Written problem: Pictures do not belong in the copy, so please give every entry below again exactly.

** Start Data lines **

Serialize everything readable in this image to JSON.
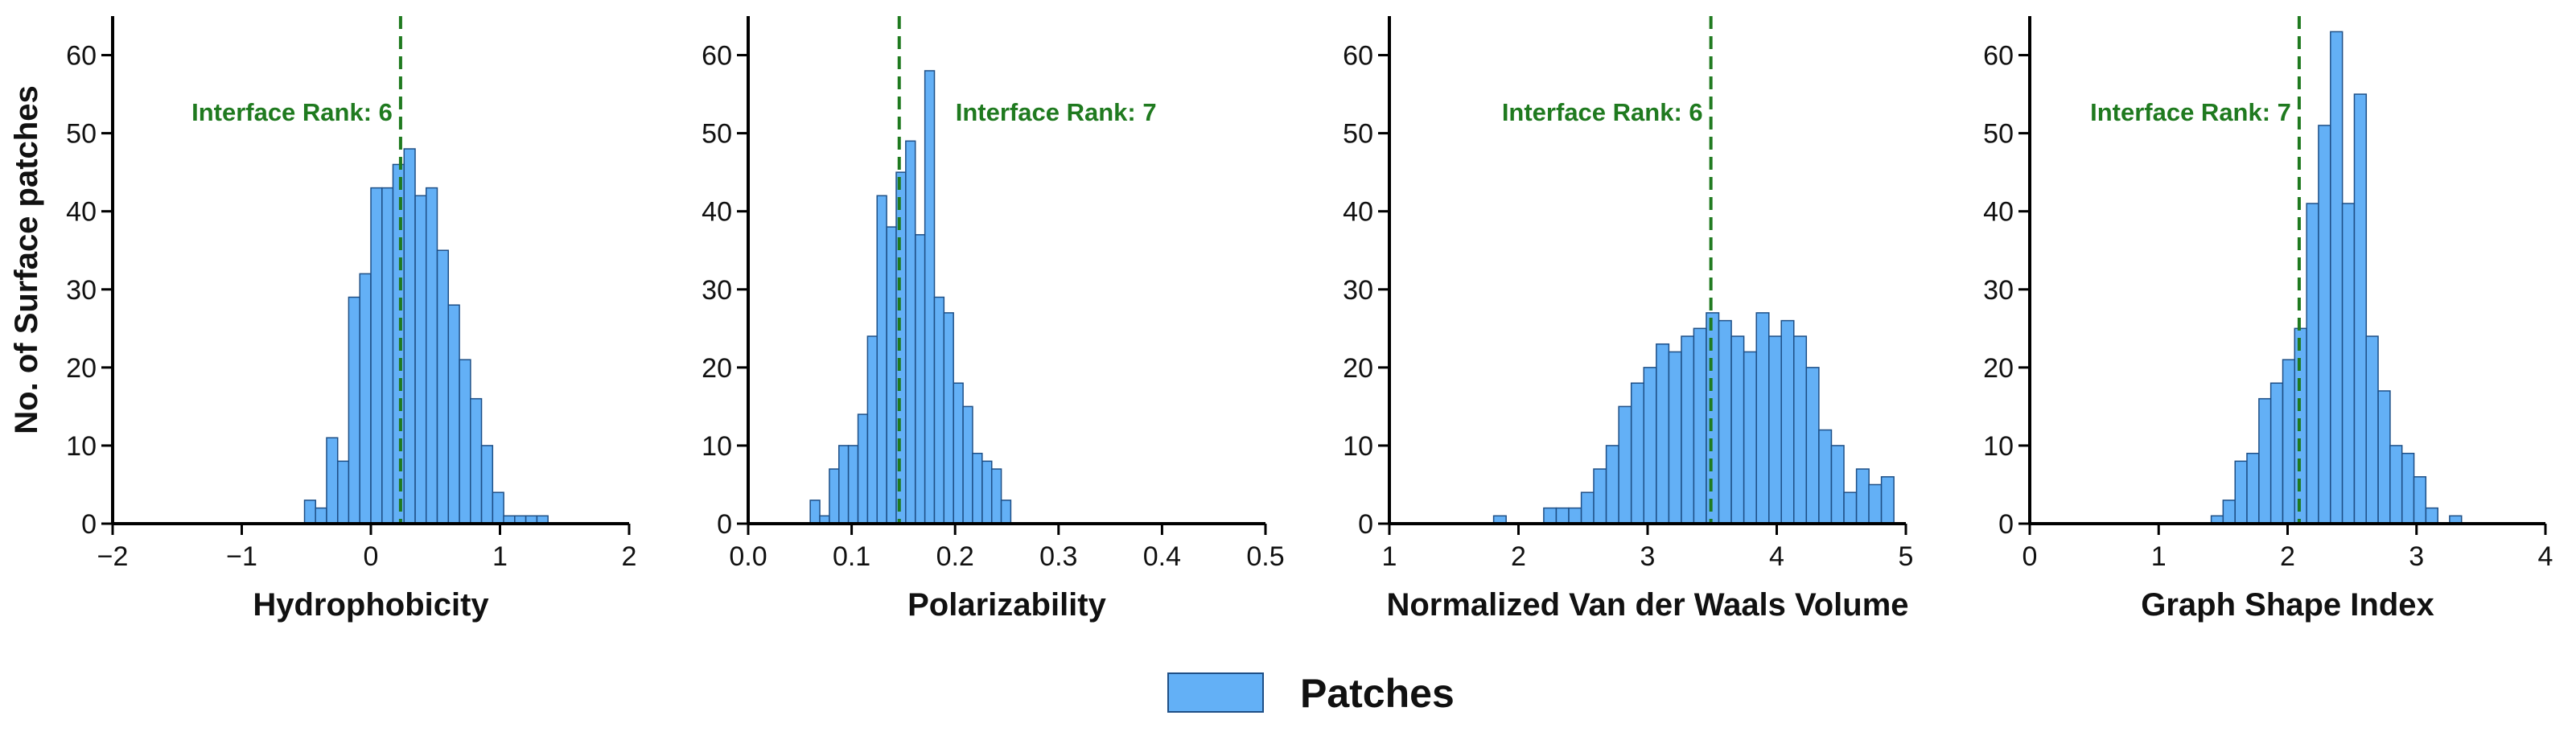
{
  "ylabel": "No. of Surface patches",
  "colors": {
    "bar_fill": "#63B0F6",
    "bar_edge": "#1E4F86",
    "marker": "#1F7A1F",
    "axis": "#000000"
  },
  "legend": {
    "label": "Patches",
    "placement": "bottom-center"
  },
  "chart_data": [
    {
      "type": "bar",
      "xlabel": "Hydrophobicity",
      "xlim": [
        -2,
        2
      ],
      "ylim": [
        0,
        65
      ],
      "xticks": [
        -2,
        -1,
        0,
        1,
        2
      ],
      "yticks": [
        0,
        10,
        20,
        30,
        40,
        50,
        60
      ],
      "bin_width": 0.0857,
      "x": [
        -0.471,
        -0.386,
        -0.3,
        -0.214,
        -0.129,
        -0.043,
        0.043,
        0.129,
        0.214,
        0.3,
        0.386,
        0.471,
        0.557,
        0.643,
        0.729,
        0.814,
        0.9,
        0.986,
        1.071,
        1.157,
        1.243,
        1.329
      ],
      "values": [
        3,
        2,
        11,
        8,
        29,
        32,
        43,
        43,
        46,
        48,
        42,
        43,
        35,
        28,
        21,
        16,
        10,
        4,
        1,
        1,
        1,
        1
      ],
      "marker_x": 0.23,
      "annotation": {
        "text": "Interface Rank: 6",
        "placement": "left-of-line"
      }
    },
    {
      "type": "bar",
      "xlabel": "Polarizability",
      "xlim": [
        0,
        0.5
      ],
      "ylim": [
        0,
        65
      ],
      "xticks": [
        0.0,
        0.1,
        0.2,
        0.3,
        0.4,
        0.5
      ],
      "xtick_labels": [
        "0.0",
        "0.1",
        "0.2",
        "0.3",
        "0.4",
        "0.5"
      ],
      "yticks": [
        0,
        10,
        20,
        30,
        40,
        50,
        60
      ],
      "bin_width": 0.00923,
      "x": [
        0.0646,
        0.0738,
        0.0831,
        0.0923,
        0.1015,
        0.1108,
        0.12,
        0.1292,
        0.1385,
        0.1477,
        0.1569,
        0.1662,
        0.1754,
        0.1846,
        0.1938,
        0.2031,
        0.2123,
        0.2215,
        0.2308,
        0.24,
        0.2492
      ],
      "values": [
        3,
        1,
        7,
        10,
        10,
        14,
        24,
        42,
        38,
        45,
        49,
        37,
        58,
        29,
        27,
        18,
        15,
        9,
        8,
        7,
        3
      ],
      "marker_x": 0.146,
      "annotation": {
        "text": "Interface Rank: 7",
        "placement": "right-of-line"
      }
    },
    {
      "type": "bar",
      "xlabel": "Normalized Van der Waals Volume",
      "xlim": [
        1,
        5
      ],
      "ylim": [
        0,
        65
      ],
      "xticks": [
        1,
        2,
        3,
        4,
        5
      ],
      "yticks": [
        0,
        10,
        20,
        30,
        40,
        50,
        60
      ],
      "bin_width": 0.0969,
      "x": [
        1.856,
        2.244,
        2.341,
        2.438,
        2.535,
        2.631,
        2.728,
        2.825,
        2.922,
        3.019,
        3.116,
        3.213,
        3.31,
        3.406,
        3.503,
        3.6,
        3.697,
        3.794,
        3.891,
        3.988,
        4.084,
        4.181,
        4.278,
        4.375,
        4.472,
        4.569,
        4.666,
        4.762,
        4.859
      ],
      "values": [
        1,
        2,
        2,
        2,
        4,
        7,
        10,
        15,
        18,
        20,
        23,
        22,
        24,
        25,
        27,
        26,
        24,
        22,
        27,
        24,
        26,
        24,
        20,
        12,
        10,
        4,
        7,
        5,
        6
      ],
      "marker_x": 3.49,
      "annotation": {
        "text": "Interface Rank: 6",
        "placement": "left-of-line"
      }
    },
    {
      "type": "bar",
      "xlabel": "Graph Shape Index",
      "xlim": [
        0,
        4
      ],
      "ylim": [
        0,
        65
      ],
      "xticks": [
        0,
        1,
        2,
        3,
        4
      ],
      "yticks": [
        0,
        10,
        20,
        30,
        40,
        50,
        60
      ],
      "bin_width": 0.0925,
      "x": [
        1.454,
        1.546,
        1.639,
        1.731,
        1.824,
        1.916,
        2.009,
        2.101,
        2.194,
        2.286,
        2.379,
        2.471,
        2.564,
        2.656,
        2.749,
        2.841,
        2.934,
        3.026,
        3.119,
        3.303
      ],
      "values": [
        1,
        3,
        8,
        9,
        16,
        18,
        21,
        25,
        41,
        51,
        63,
        41,
        55,
        24,
        17,
        10,
        9,
        6,
        2,
        1
      ],
      "marker_x": 2.09,
      "annotation": {
        "text": "Interface Rank: 7",
        "placement": "left-of-line"
      }
    }
  ]
}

** End Data lines **

Result of the exercise:
Serialize everything readable in this image to JSON.
{
  "ylabel": "No. of Surface patches",
  "colors": {
    "bar_fill": "#63B0F6",
    "bar_edge": "#1E4F86",
    "marker": "#1F7A1F",
    "axis": "#000000"
  },
  "legend": {
    "label": "Patches",
    "placement": "bottom-center"
  },
  "chart_data": [
    {
      "type": "bar",
      "xlabel": "Hydrophobicity",
      "xlim": [
        -2,
        2
      ],
      "ylim": [
        0,
        65
      ],
      "xticks": [
        -2,
        -1,
        0,
        1,
        2
      ],
      "yticks": [
        0,
        10,
        20,
        30,
        40,
        50,
        60
      ],
      "bin_width": 0.0857,
      "x": [
        -0.471,
        -0.386,
        -0.3,
        -0.214,
        -0.129,
        -0.043,
        0.043,
        0.129,
        0.214,
        0.3,
        0.386,
        0.471,
        0.557,
        0.643,
        0.729,
        0.814,
        0.9,
        0.986,
        1.071,
        1.157,
        1.243,
        1.329
      ],
      "values": [
        3,
        2,
        11,
        8,
        29,
        32,
        43,
        43,
        46,
        48,
        42,
        43,
        35,
        28,
        21,
        16,
        10,
        4,
        1,
        1,
        1,
        1
      ],
      "marker_x": 0.23,
      "annotation": {
        "text": "Interface Rank: 6",
        "placement": "left-of-line"
      }
    },
    {
      "type": "bar",
      "xlabel": "Polarizability",
      "xlim": [
        0,
        0.5
      ],
      "ylim": [
        0,
        65
      ],
      "xticks": [
        0.0,
        0.1,
        0.2,
        0.3,
        0.4,
        0.5
      ],
      "xtick_labels": [
        "0.0",
        "0.1",
        "0.2",
        "0.3",
        "0.4",
        "0.5"
      ],
      "yticks": [
        0,
        10,
        20,
        30,
        40,
        50,
        60
      ],
      "bin_width": 0.00923,
      "x": [
        0.0646,
        0.0738,
        0.0831,
        0.0923,
        0.1015,
        0.1108,
        0.12,
        0.1292,
        0.1385,
        0.1477,
        0.1569,
        0.1662,
        0.1754,
        0.1846,
        0.1938,
        0.2031,
        0.2123,
        0.2215,
        0.2308,
        0.24,
        0.2492
      ],
      "values": [
        3,
        1,
        7,
        10,
        10,
        14,
        24,
        42,
        38,
        45,
        49,
        37,
        58,
        29,
        27,
        18,
        15,
        9,
        8,
        7,
        3
      ],
      "marker_x": 0.146,
      "annotation": {
        "text": "Interface Rank: 7",
        "placement": "right-of-line"
      }
    },
    {
      "type": "bar",
      "xlabel": "Normalized Van der Waals Volume",
      "xlim": [
        1,
        5
      ],
      "ylim": [
        0,
        65
      ],
      "xticks": [
        1,
        2,
        3,
        4,
        5
      ],
      "yticks": [
        0,
        10,
        20,
        30,
        40,
        50,
        60
      ],
      "bin_width": 0.0969,
      "x": [
        1.856,
        2.244,
        2.341,
        2.438,
        2.535,
        2.631,
        2.728,
        2.825,
        2.922,
        3.019,
        3.116,
        3.213,
        3.31,
        3.406,
        3.503,
        3.6,
        3.697,
        3.794,
        3.891,
        3.988,
        4.084,
        4.181,
        4.278,
        4.375,
        4.472,
        4.569,
        4.666,
        4.762,
        4.859
      ],
      "values": [
        1,
        2,
        2,
        2,
        4,
        7,
        10,
        15,
        18,
        20,
        23,
        22,
        24,
        25,
        27,
        26,
        24,
        22,
        27,
        24,
        26,
        24,
        20,
        12,
        10,
        4,
        7,
        5,
        6
      ],
      "marker_x": 3.49,
      "annotation": {
        "text": "Interface Rank: 6",
        "placement": "left-of-line"
      }
    },
    {
      "type": "bar",
      "xlabel": "Graph Shape Index",
      "xlim": [
        0,
        4
      ],
      "ylim": [
        0,
        65
      ],
      "xticks": [
        0,
        1,
        2,
        3,
        4
      ],
      "yticks": [
        0,
        10,
        20,
        30,
        40,
        50,
        60
      ],
      "bin_width": 0.0925,
      "x": [
        1.454,
        1.546,
        1.639,
        1.731,
        1.824,
        1.916,
        2.009,
        2.101,
        2.194,
        2.286,
        2.379,
        2.471,
        2.564,
        2.656,
        2.749,
        2.841,
        2.934,
        3.026,
        3.119,
        3.303
      ],
      "values": [
        1,
        3,
        8,
        9,
        16,
        18,
        21,
        25,
        41,
        51,
        63,
        41,
        55,
        24,
        17,
        10,
        9,
        6,
        2,
        1
      ],
      "marker_x": 2.09,
      "annotation": {
        "text": "Interface Rank: 7",
        "placement": "left-of-line"
      }
    }
  ]
}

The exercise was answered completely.